*Prompt*. Each line that holds the word "ликвидации" counts once; give the total number of such lines and nothing else.

*Input data*.
....
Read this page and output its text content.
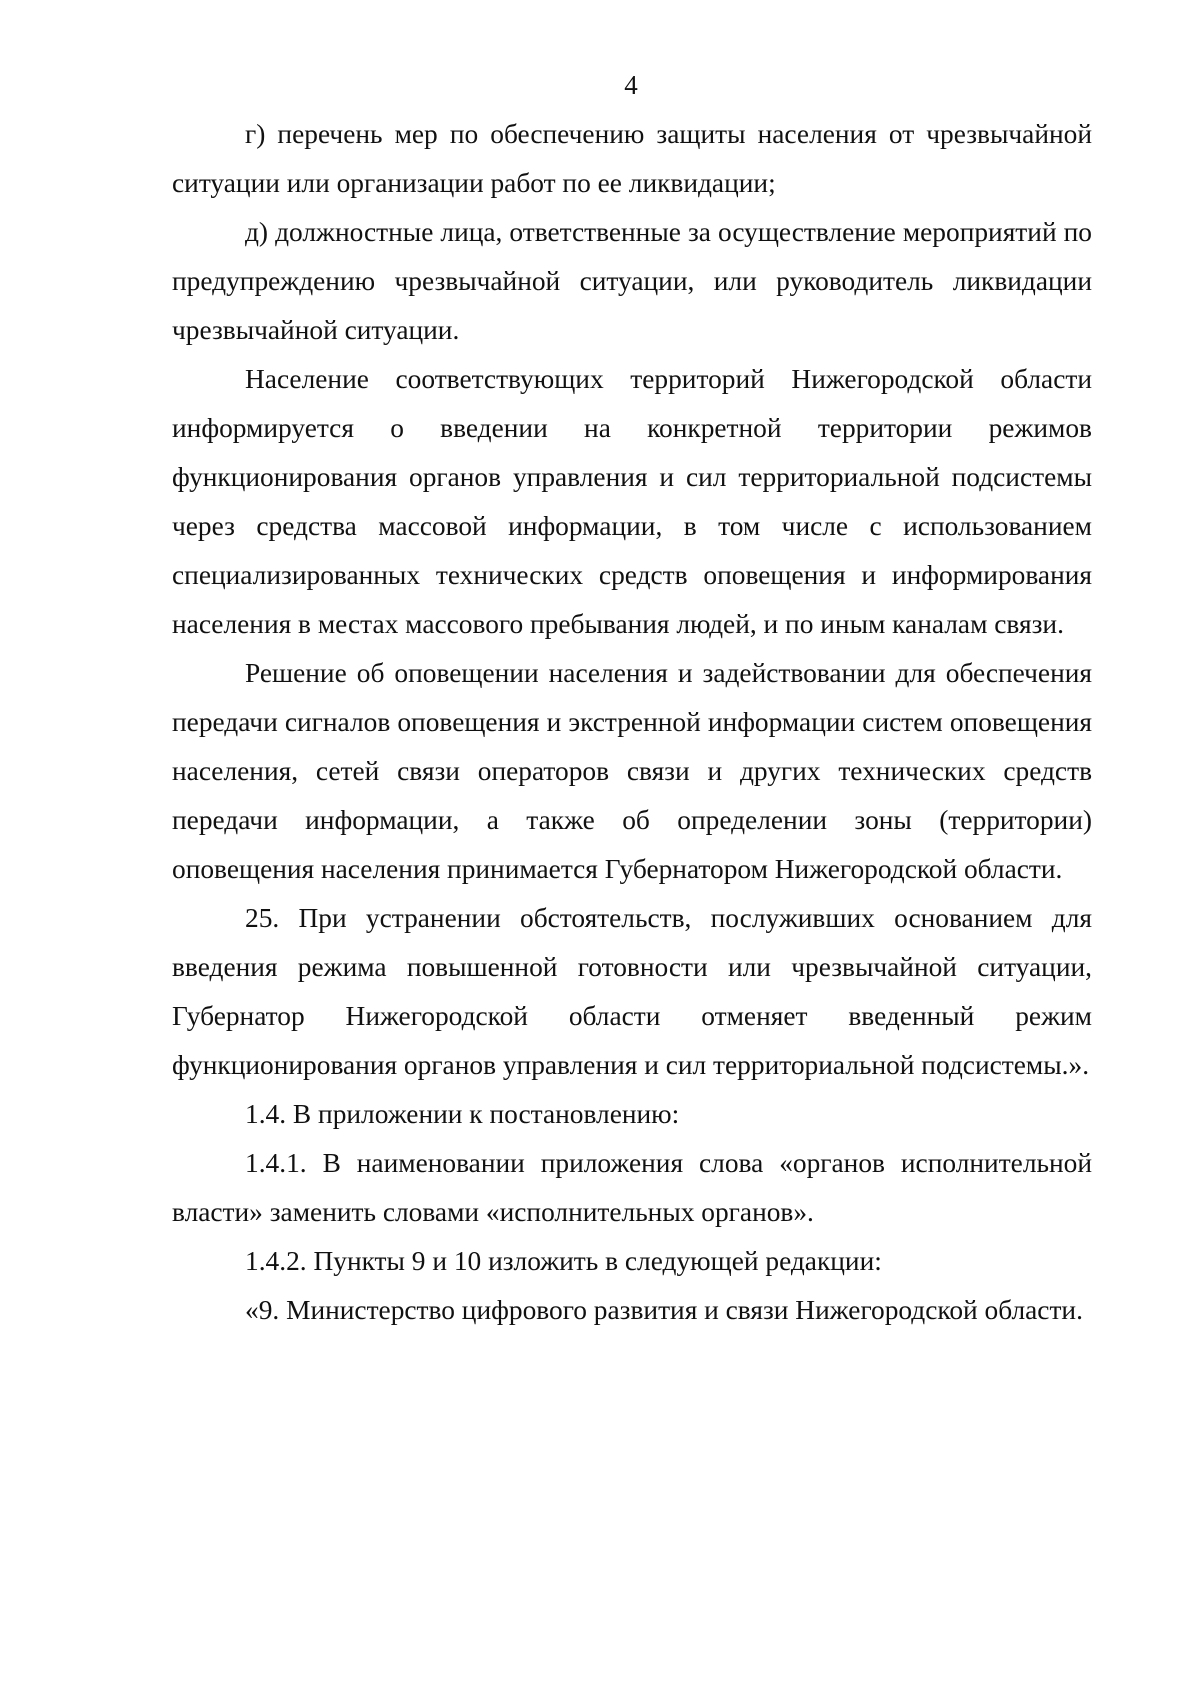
4

г) перечень мер по обеспечению защиты населения от чрезвычайной ситуации или организации работ по ее ликвидации;

д) должностные лица, ответственные за осуществление мероприятий по предупреждению чрезвычайной ситуации, или руководитель ликвидации чрезвычайной ситуации.

Население соответствующих территорий Нижегородской области информируется о введении на конкретной территории режимов функционирования органов управления и сил территориальной подсистемы через средства массовой информации, в том числе с использованием специализированных технических средств оповещения и информирования населения в местах массового пребывания людей, и по иным каналам связи.

Решение об оповещении населения и задействовании для обеспечения передачи сигналов оповещения и экстренной информации систем оповещения населения, сетей связи операторов связи и других технических средств передачи информации, а также об определении зоны (территории) оповещения населения принимается Губернатором Нижегородской области.

25. При устранении обстоятельств, послуживших основанием для введения режима повышенной готовности или чрезвычайной ситуации, Губернатор Нижегородской области отменяет введенный режим функционирования органов управления и сил территориальной подсистемы.».

1.4. В приложении к постановлению:

1.4.1. В наименовании приложения слова «органов исполнительной власти» заменить словами «исполнительных органов».

1.4.2. Пункты 9 и 10 изложить в следующей редакции:

«9. Министерство цифрового развития и связи Нижегородской области.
....
*Written response*. 2